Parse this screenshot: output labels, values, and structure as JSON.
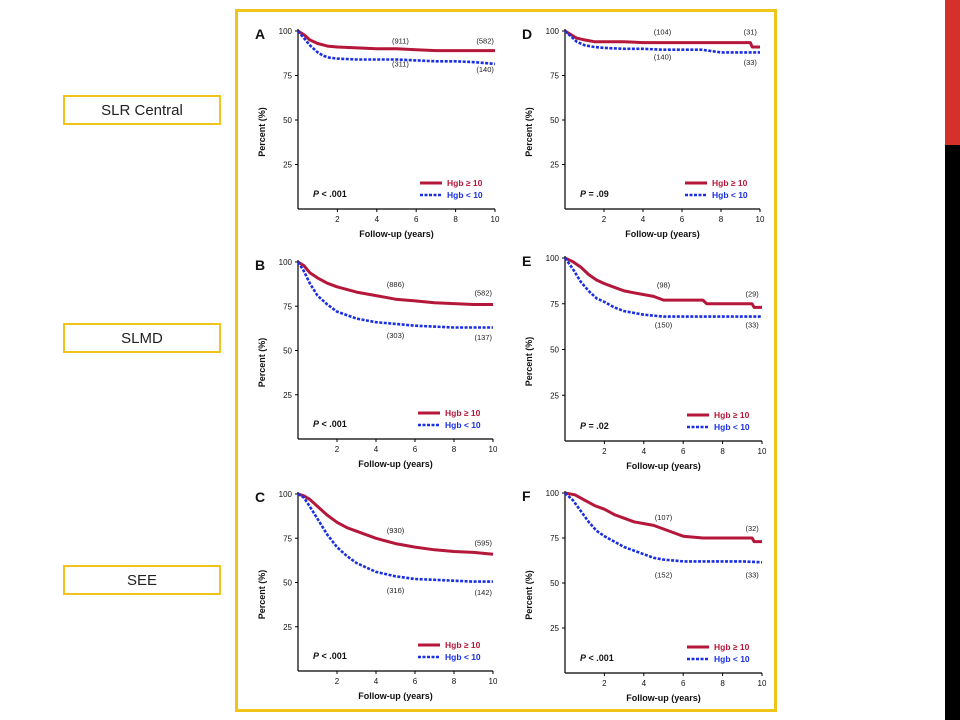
{
  "side_labels": [
    "SLR Central",
    "SLMD",
    "SEE"
  ],
  "colors": {
    "frame": "#f0c419",
    "hgb_high": "#b5173a",
    "hgb_low": "#1a2fe0",
    "accent_red": "#d6302b"
  },
  "legend": {
    "high": "Hgb ≥ 10",
    "low": "Hgb < 10"
  },
  "chart_data": [
    {
      "panel": "A",
      "type": "line",
      "xlabel": "Follow-up (years)",
      "ylabel": "Percent (%)",
      "xlim": [
        0,
        10
      ],
      "ylim": [
        0,
        100
      ],
      "xticks": [
        2,
        4,
        6,
        8,
        10
      ],
      "yticks": [
        25,
        50,
        75,
        100
      ],
      "p_value": ".001",
      "p_prefix": "P < ",
      "series": [
        {
          "name": "Hgb ≥ 10",
          "x": [
            0,
            0.3,
            0.6,
            1,
            1.5,
            2,
            3,
            4,
            5,
            6,
            7,
            8,
            9,
            10
          ],
          "y": [
            100,
            98,
            95,
            93,
            91.5,
            91,
            90.5,
            90,
            90,
            89.5,
            89,
            89,
            89,
            89
          ]
        },
        {
          "name": "Hgb < 10",
          "x": [
            0,
            0.3,
            0.6,
            1,
            1.3,
            1.6,
            2,
            3,
            4,
            5,
            6,
            7,
            8,
            9,
            10
          ],
          "y": [
            100,
            96,
            92,
            88,
            86,
            85,
            84.5,
            84,
            84,
            84,
            83.5,
            83,
            83,
            82.5,
            81.5
          ]
        }
      ],
      "annotations": [
        {
          "text": "(911)",
          "x": 5.2,
          "y": 93
        },
        {
          "text": "(582)",
          "x": 9.5,
          "y": 93
        },
        {
          "text": "(311)",
          "x": 5.2,
          "y": 80
        },
        {
          "text": "(140)",
          "x": 9.5,
          "y": 77
        }
      ]
    },
    {
      "panel": "D",
      "type": "line",
      "xlabel": "Follow-up (years)",
      "ylabel": "Percent (%)",
      "xlim": [
        0,
        10
      ],
      "ylim": [
        0,
        100
      ],
      "xticks": [
        2,
        4,
        6,
        8,
        10
      ],
      "yticks": [
        25,
        50,
        75,
        100
      ],
      "p_value": ".09",
      "p_prefix": "P = ",
      "series": [
        {
          "name": "Hgb ≥ 10",
          "x": [
            0,
            0.3,
            0.6,
            1,
            1.5,
            2,
            3,
            4,
            5,
            6,
            7,
            8,
            9,
            9.5,
            9.6,
            10
          ],
          "y": [
            100,
            98,
            96,
            95,
            94,
            94,
            94,
            93.5,
            93.5,
            93.5,
            93.5,
            93.5,
            93.5,
            93.5,
            91,
            91
          ]
        },
        {
          "name": "Hgb < 10",
          "x": [
            0,
            0.3,
            0.6,
            1,
            1.5,
            2,
            3,
            4,
            5,
            6,
            7,
            8,
            9,
            10
          ],
          "y": [
            100,
            97,
            94,
            92,
            91,
            90.5,
            90,
            90,
            89.5,
            89.5,
            89.5,
            88,
            88,
            88
          ]
        }
      ],
      "annotations": [
        {
          "text": "(104)",
          "x": 5,
          "y": 98
        },
        {
          "text": "(31)",
          "x": 9.5,
          "y": 98
        },
        {
          "text": "(140)",
          "x": 5,
          "y": 84
        },
        {
          "text": "(33)",
          "x": 9.5,
          "y": 81
        }
      ]
    },
    {
      "panel": "B",
      "type": "line",
      "xlabel": "Follow-up (years)",
      "ylabel": "Percent (%)",
      "xlim": [
        0,
        10
      ],
      "ylim": [
        0,
        100
      ],
      "xticks": [
        2,
        4,
        6,
        8,
        10
      ],
      "yticks": [
        25,
        50,
        75,
        100
      ],
      "p_value": ".001",
      "p_prefix": "P < ",
      "series": [
        {
          "name": "Hgb ≥ 10",
          "x": [
            0,
            0.3,
            0.6,
            1,
            1.5,
            2,
            3,
            4,
            5,
            6,
            7,
            8,
            9,
            10
          ],
          "y": [
            100,
            98,
            94,
            91,
            88,
            86,
            83,
            81,
            79,
            78,
            77,
            76.5,
            76,
            76
          ]
        },
        {
          "name": "Hgb < 10",
          "x": [
            0,
            0.3,
            0.6,
            1,
            1.5,
            2,
            3,
            4,
            5,
            6,
            7,
            8,
            9,
            10
          ],
          "y": [
            100,
            95,
            88,
            81,
            76,
            72,
            68,
            66,
            65,
            64,
            63.5,
            63,
            63,
            63
          ]
        }
      ],
      "annotations": [
        {
          "text": "(886)",
          "x": 5,
          "y": 86
        },
        {
          "text": "(582)",
          "x": 9.5,
          "y": 81
        },
        {
          "text": "(303)",
          "x": 5,
          "y": 57
        },
        {
          "text": "(137)",
          "x": 9.5,
          "y": 56
        }
      ]
    },
    {
      "panel": "E",
      "type": "line",
      "xlabel": "Follow-up (years)",
      "ylabel": "Percent (%)",
      "xlim": [
        0,
        10
      ],
      "ylim": [
        0,
        100
      ],
      "xticks": [
        2,
        4,
        6,
        8,
        10
      ],
      "yticks": [
        25,
        50,
        75,
        100
      ],
      "p_value": ".02",
      "p_prefix": "P = ",
      "series": [
        {
          "name": "Hgb ≥ 10",
          "x": [
            0,
            0.4,
            0.8,
            1.2,
            1.6,
            2,
            2.5,
            3,
            3.5,
            4,
            4.5,
            5,
            6,
            7,
            7.2,
            8,
            9,
            9.5,
            9.6,
            10
          ],
          "y": [
            100,
            98,
            95,
            91,
            88,
            86,
            84,
            82,
            81,
            80,
            79,
            77,
            77,
            77,
            75,
            75,
            75,
            75,
            73,
            73
          ]
        },
        {
          "name": "Hgb < 10",
          "x": [
            0,
            0.4,
            0.8,
            1.2,
            1.6,
            2,
            2.5,
            3,
            3.5,
            4,
            5,
            6,
            7,
            8,
            9,
            10
          ],
          "y": [
            100,
            94,
            87,
            82,
            78,
            76,
            73,
            71,
            70,
            69,
            68,
            68,
            68,
            68,
            68,
            68
          ]
        }
      ],
      "annotations": [
        {
          "text": "(98)",
          "x": 5,
          "y": 84
        },
        {
          "text": "(29)",
          "x": 9.5,
          "y": 79
        },
        {
          "text": "(150)",
          "x": 5,
          "y": 62
        },
        {
          "text": "(33)",
          "x": 9.5,
          "y": 62
        }
      ]
    },
    {
      "panel": "C",
      "type": "line",
      "xlabel": "Follow-up (years)",
      "ylabel": "Percent (%)",
      "xlim": [
        0,
        10
      ],
      "ylim": [
        0,
        100
      ],
      "xticks": [
        2,
        4,
        6,
        8,
        10
      ],
      "yticks": [
        25,
        50,
        75,
        100
      ],
      "p_value": ".001",
      "p_prefix": "P < ",
      "series": [
        {
          "name": "Hgb ≥ 10",
          "x": [
            0,
            0.3,
            0.6,
            1,
            1.5,
            2,
            2.5,
            3,
            4,
            5,
            6,
            7,
            8,
            9,
            10
          ],
          "y": [
            100,
            99,
            97,
            93,
            88,
            84,
            81,
            79,
            75,
            72,
            70,
            68.5,
            67.5,
            67,
            66
          ]
        },
        {
          "name": "Hgb < 10",
          "x": [
            0,
            0.3,
            0.6,
            1,
            1.5,
            2,
            2.5,
            3,
            4,
            5,
            6,
            7,
            8,
            9,
            10
          ],
          "y": [
            100,
            98,
            93,
            86,
            77,
            70,
            65,
            61,
            56,
            53.5,
            52,
            51.5,
            51,
            50.5,
            50.5
          ]
        }
      ],
      "annotations": [
        {
          "text": "(930)",
          "x": 5,
          "y": 78
        },
        {
          "text": "(595)",
          "x": 9.5,
          "y": 71
        },
        {
          "text": "(316)",
          "x": 5,
          "y": 44
        },
        {
          "text": "(142)",
          "x": 9.5,
          "y": 43
        }
      ]
    },
    {
      "panel": "F",
      "type": "line",
      "xlabel": "Follow-up (years)",
      "ylabel": "Percent (%)",
      "xlim": [
        0,
        10
      ],
      "ylim": [
        0,
        100
      ],
      "xticks": [
        2,
        4,
        6,
        8,
        10
      ],
      "yticks": [
        25,
        50,
        75,
        100
      ],
      "p_value": ".001",
      "p_prefix": "P < ",
      "series": [
        {
          "name": "Hgb ≥ 10",
          "x": [
            0,
            0.5,
            1,
            1.5,
            2,
            2.5,
            3,
            3.5,
            4,
            4.5,
            5,
            5.5,
            6,
            7,
            8,
            9,
            9.5,
            9.6,
            10
          ],
          "y": [
            100,
            99,
            96,
            93,
            91,
            88,
            86,
            84,
            83,
            82,
            80,
            78,
            76,
            75,
            75,
            75,
            75,
            73,
            73
          ]
        },
        {
          "name": "Hgb < 10",
          "x": [
            0,
            0.4,
            0.8,
            1.2,
            1.6,
            2,
            2.5,
            3,
            3.5,
            4,
            4.5,
            5,
            6,
            7,
            8,
            9,
            10
          ],
          "y": [
            100,
            96,
            90,
            84,
            79,
            76,
            73,
            70,
            68,
            66,
            64,
            63,
            62,
            62,
            62,
            62,
            61.5
          ]
        }
      ],
      "annotations": [
        {
          "text": "(107)",
          "x": 5,
          "y": 85
        },
        {
          "text": "(32)",
          "x": 9.5,
          "y": 79
        },
        {
          "text": "(152)",
          "x": 5,
          "y": 53
        },
        {
          "text": "(33)",
          "x": 9.5,
          "y": 53
        }
      ]
    }
  ]
}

==========

Task objective: Locate each line containing the string "panel" and show it.

Solution to the problem:
      "panel": "A",
      "panel": "D",
      "panel": "B",
      "panel": "E",
      "panel": "C",
      "panel": "F",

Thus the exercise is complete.